Inside the old school that’s now housing Utah’s homeless
Katie McKellar
(Utah News Dispatch) Austin Byrne, 39, buried his face in the dark coat of his three-month old puppy named Buddy. The pup nuzzled against Byrne’s salt-and-pepper beard as the two sat in an armchair of a brightly-lit lobby of a new supportive housing complex in Tooele where Byrne has been living since late last year.
He moved in when the development opened its doors in December — ending his time living in a homeless shelter ever since he got out of jail. Byrne was arrested in 2022 when he got into an altercation while he was living in Wendover. The arrest cost him his job as a security guard at one of the casinos near the western edge of the Utah-Nevada border. He also lost his apartment, his car. When he got out of jail, all he owned were the clothes on his back.
“I lost everything,” he said. “I had to start over.”
While living in a shelter on Vine Street — a temporary shelter in Tooele operated by the homeless provider Switchpoint while the permanent supportive housing complex where he lives now was being constructed — Byrne said he tried to save up to pay for his own housing by working in construction framing homes, but he didn’t make enough to afford rent, and definitely not enough for a home of his own.
Then, he said he began struggling with depression when his father died last year.
Byrne had dark circles under his eyes, which turned sad when he mentioned his dad. But when he looked down at the puppy leashed at his feet, his eyes softened.
“I’m doing a little bit better now,” Byrne said. “Now that I’ve got Buddy.”
Now, Byrne lives in one of the about 66 permanent supportive housing units at Harris Community Village. Many of the village’s residents have pets, Switchpoint staff said, something that’s allowed to help encourage a sense of community as well as provide companionship and responsibility to people struggling with loneliness or other difficulties. Along with Byrne, several other residents were walking their dogs in a fenced, grassy area that serves as a mini dog park.
“I really didn’t think about getting (a dog) until I came here and saw everybody else had one, seeing how happy they were,” Byrne said. “I was like, ‘Man, that looks like something I need.’ Otherwise, I was just hiding in my apartment.”
Byrne said caseworkers have been helping him manage his depression and turn his life around. For now, he said it’s taking it one day at a time, but he hopes to eventually get back on his feet.
“This place,” he said, “is a godsend.”
Harris Community Village
The apartment building near 251 N. 1st Street, owned by the Tooele County Housing Authority, sits next to a brick building that was once an elementary school.
Now, the school is a homeless shelter with 44 beds, including seven separate family rooms. In both facilities, Switchpoint provides resident support and case management services with an agreement with the housing authority.

* _SOURCE EXCERPT_
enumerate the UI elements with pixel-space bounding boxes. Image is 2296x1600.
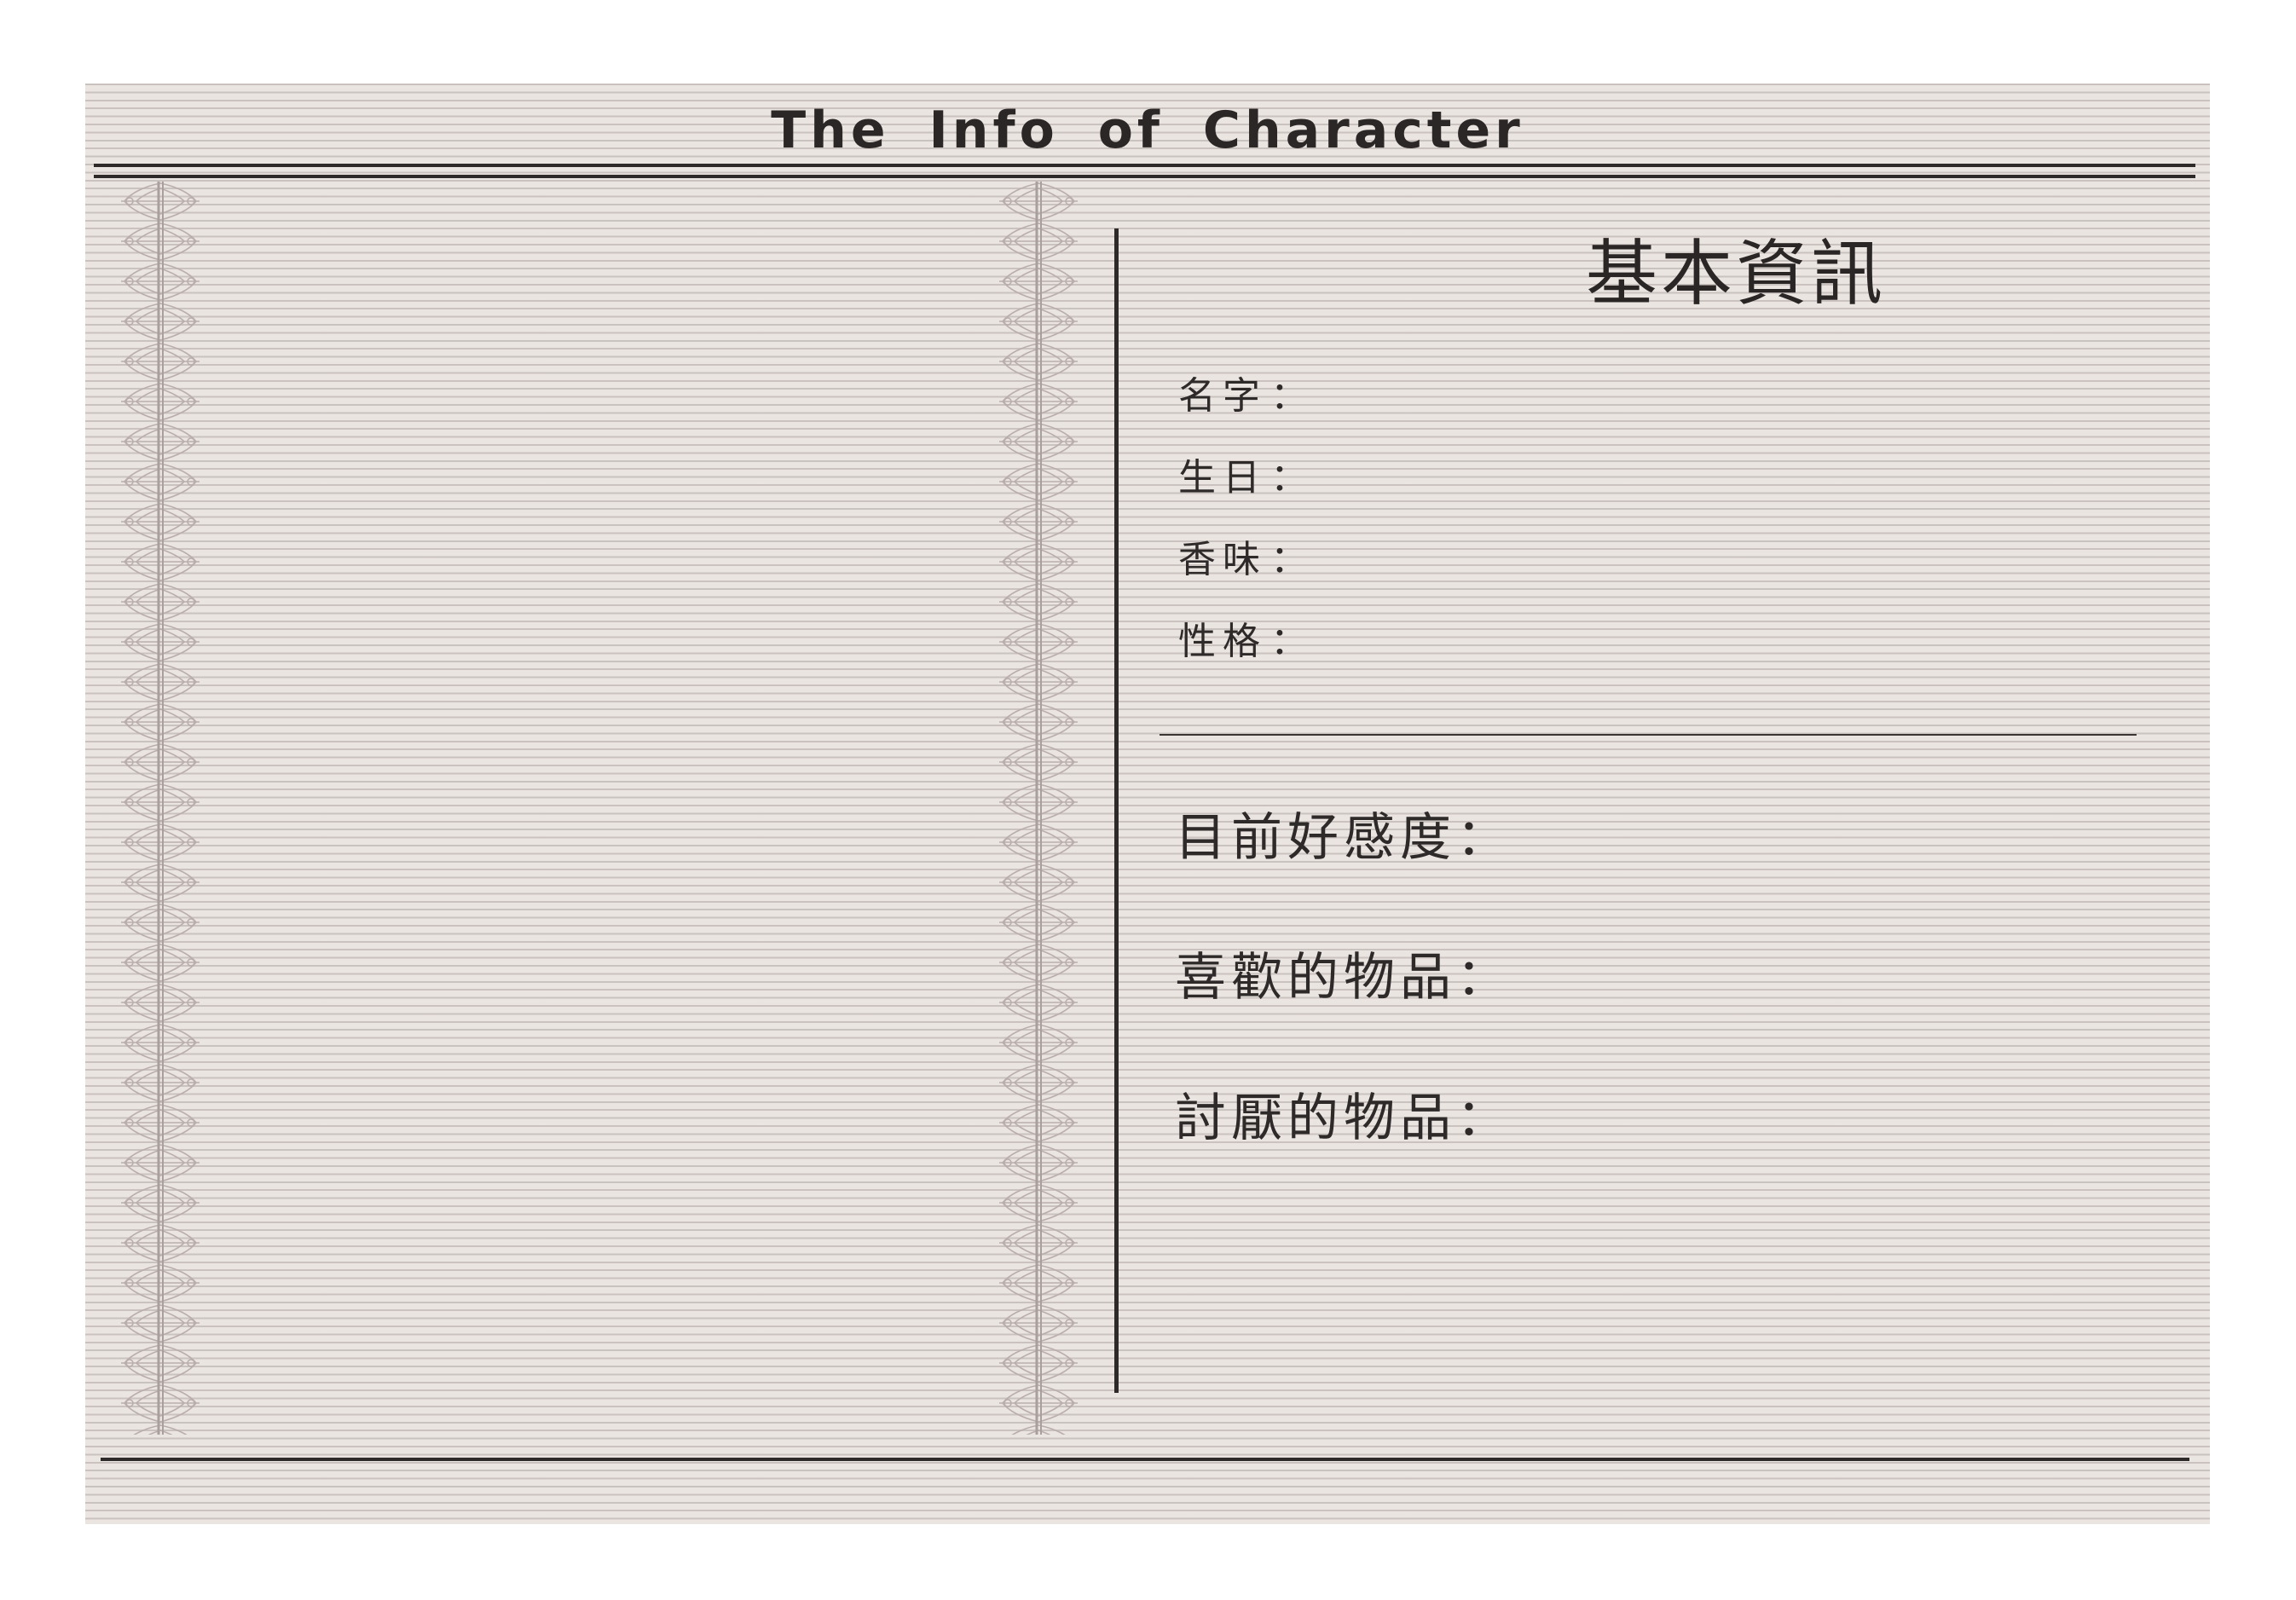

* _PROBLEM REQUIREMENTS_
According to the article about the former school housing Utah's homeless, how many beds does the shelter in the old elementary school have?

* _ANSWER TO THIS TASK_
It has 44 beds, including seven separate family rooms.